Print out the entries below with no edits.

▶ Material provided
************
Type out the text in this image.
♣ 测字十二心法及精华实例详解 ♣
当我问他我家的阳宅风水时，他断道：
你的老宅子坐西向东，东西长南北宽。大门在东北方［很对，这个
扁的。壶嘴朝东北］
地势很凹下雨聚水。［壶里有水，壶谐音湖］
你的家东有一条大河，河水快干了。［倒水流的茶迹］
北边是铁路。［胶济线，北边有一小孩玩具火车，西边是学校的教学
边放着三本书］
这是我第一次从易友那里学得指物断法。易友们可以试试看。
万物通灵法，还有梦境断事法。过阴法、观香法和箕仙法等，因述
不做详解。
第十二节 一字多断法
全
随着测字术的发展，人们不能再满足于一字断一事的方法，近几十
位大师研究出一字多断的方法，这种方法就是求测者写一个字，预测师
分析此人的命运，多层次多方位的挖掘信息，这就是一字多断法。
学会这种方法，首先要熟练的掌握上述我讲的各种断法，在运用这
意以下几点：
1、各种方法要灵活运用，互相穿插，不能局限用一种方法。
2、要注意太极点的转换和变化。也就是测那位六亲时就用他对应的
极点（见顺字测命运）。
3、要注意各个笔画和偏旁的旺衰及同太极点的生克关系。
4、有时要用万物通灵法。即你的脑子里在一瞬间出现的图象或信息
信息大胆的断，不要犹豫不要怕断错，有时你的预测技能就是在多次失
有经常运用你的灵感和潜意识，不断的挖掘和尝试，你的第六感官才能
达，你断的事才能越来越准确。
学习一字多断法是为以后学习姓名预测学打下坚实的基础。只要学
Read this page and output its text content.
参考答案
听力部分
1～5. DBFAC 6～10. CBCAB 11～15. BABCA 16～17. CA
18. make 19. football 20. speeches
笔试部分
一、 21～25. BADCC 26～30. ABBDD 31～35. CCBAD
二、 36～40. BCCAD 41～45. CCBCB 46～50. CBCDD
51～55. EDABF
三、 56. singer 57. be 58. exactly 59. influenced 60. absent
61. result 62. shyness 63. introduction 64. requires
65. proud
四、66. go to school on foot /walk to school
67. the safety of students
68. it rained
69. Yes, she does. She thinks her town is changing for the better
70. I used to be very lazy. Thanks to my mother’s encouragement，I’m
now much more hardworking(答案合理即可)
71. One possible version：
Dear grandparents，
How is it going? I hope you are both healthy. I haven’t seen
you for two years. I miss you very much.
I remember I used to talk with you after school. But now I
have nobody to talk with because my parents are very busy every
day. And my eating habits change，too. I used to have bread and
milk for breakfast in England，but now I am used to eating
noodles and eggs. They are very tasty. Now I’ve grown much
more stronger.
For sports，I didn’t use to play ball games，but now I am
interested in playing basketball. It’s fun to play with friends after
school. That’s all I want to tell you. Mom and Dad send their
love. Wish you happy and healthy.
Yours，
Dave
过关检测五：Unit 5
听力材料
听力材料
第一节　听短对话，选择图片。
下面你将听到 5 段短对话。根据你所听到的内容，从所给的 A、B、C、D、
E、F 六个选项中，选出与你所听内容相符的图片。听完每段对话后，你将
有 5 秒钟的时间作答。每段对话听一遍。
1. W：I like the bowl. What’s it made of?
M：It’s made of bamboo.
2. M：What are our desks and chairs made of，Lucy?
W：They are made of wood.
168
************
▶ Written response
Type out the text in this image.
♣ 测字十二心法及精华实例详解 ♣
当我问他我家的阳宅风水时，他断道：
你的老宅子坐西向东，东西长南北宽。大门在东北方［很对，这个
扁的。壶嘴朝东北］
地势很凹下雨聚水。［壶里有水，壶谐音湖］
你的家东有一条大河，河水快干了。［倒水流的茶迹］
北边是铁路。［胶济线，北边有一小孩玩具火车，西边是学校的教学
边放着三本书］
这是我第一次从易友那里学得指物断法。易友们可以试试看。
万物通灵法，还有梦境断事法。过阴法、观香法和箕仙法等，因述
不做详解。
第十二节 一字多断法
全
随着测字术的发展，人们不能再满足于一字断一事的方法，近几十
位大师研究出一字多断的方法，这种方法就是求测者写一个字，预测师
分析此人的命运，多层次多方位的挖掘信息，这就是一字多断法。
学会这种方法，首先要熟练的掌握上述我讲的各种断法，在运用这
意以下几点：
1、各种方法要灵活运用，互相穿插，不能局限用一种方法。
2、要注意太极点的转换和变化。也就是测那位六亲时就用他对应的
极点（见顺字测命运）。
3、要注意各个笔画和偏旁的旺衰及同太极点的生克关系。
4、有时要用万物通灵法。即你的脑子里在一瞬间出现的图象或信息
信息大胆的断，不要犹豫不要怕断错，有时你的预测技能就是在多次失
有经常运用你的灵感和潜意识，不断的挖掘和尝试，你的第六感官才能
达，你断的事才能越来越准确。
学习一字多断法是为以后学习姓名预测学打下坚实的基础。只要学
Read this page and output its text content.
参考答案
听力部分
1～5. DBFAC 6～10. CBCAB 11～15. BABCA 16～17. CA
18. make 19. football 20. speeches
笔试部分
一、 21～25. BADCC 26～30. ABBDD 31～35. CCBAD
二、 36～40. BCCAD 41～45. CCBCB 46～50. CBCDD
51～55. EDABF
三、 56. singer 57. be 58. exactly 59. influenced 60. absent
61. result 62. shyness 63. introduction 64. requires
65. proud
四、66. go to school on foot /walk to school
67. the safety of students
68. it rained
69. Yes, she does. She thinks her town is changing for the better
70. I used to be very lazy. Thanks to my mother’s encouragement，I’m
now much more hardworking(答案合理即可)
71. One possible version：
Dear grandparents，
How is it going? I hope you are both healthy. I haven’t seen
you for two years. I miss you very much.
I remember I used to talk with you after school. But now I
have nobody to talk with because my parents are very busy every
day. And my eating habits change，too. I used to have bread and
milk for breakfast in England，but now I am used to eating
noodles and eggs. They are very tasty. Now I’ve grown much
more stronger.
For sports，I didn’t use to play ball games，but now I am
interested in playing basketball. It’s fun to play with friends after
school. That’s all I want to tell you. Mom and Dad send their
love. Wish you happy and healthy.
Yours，
Dave
过关检测五：Unit 5
听力材料
听力材料
第一节　听短对话，选择图片。
下面你将听到 5 段短对话。根据你所听到的内容，从所给的 A、B、C、D、
E、F 六个选项中，选出与你所听内容相符的图片。听完每段对话后，你将
有 5 秒钟的时间作答。每段对话听一遍。
1. W：I like the bowl. What’s it made of?
M：It’s made of bamboo.
2. M：What are our desks and chairs made of，Lucy?
W：They are made of wood.
168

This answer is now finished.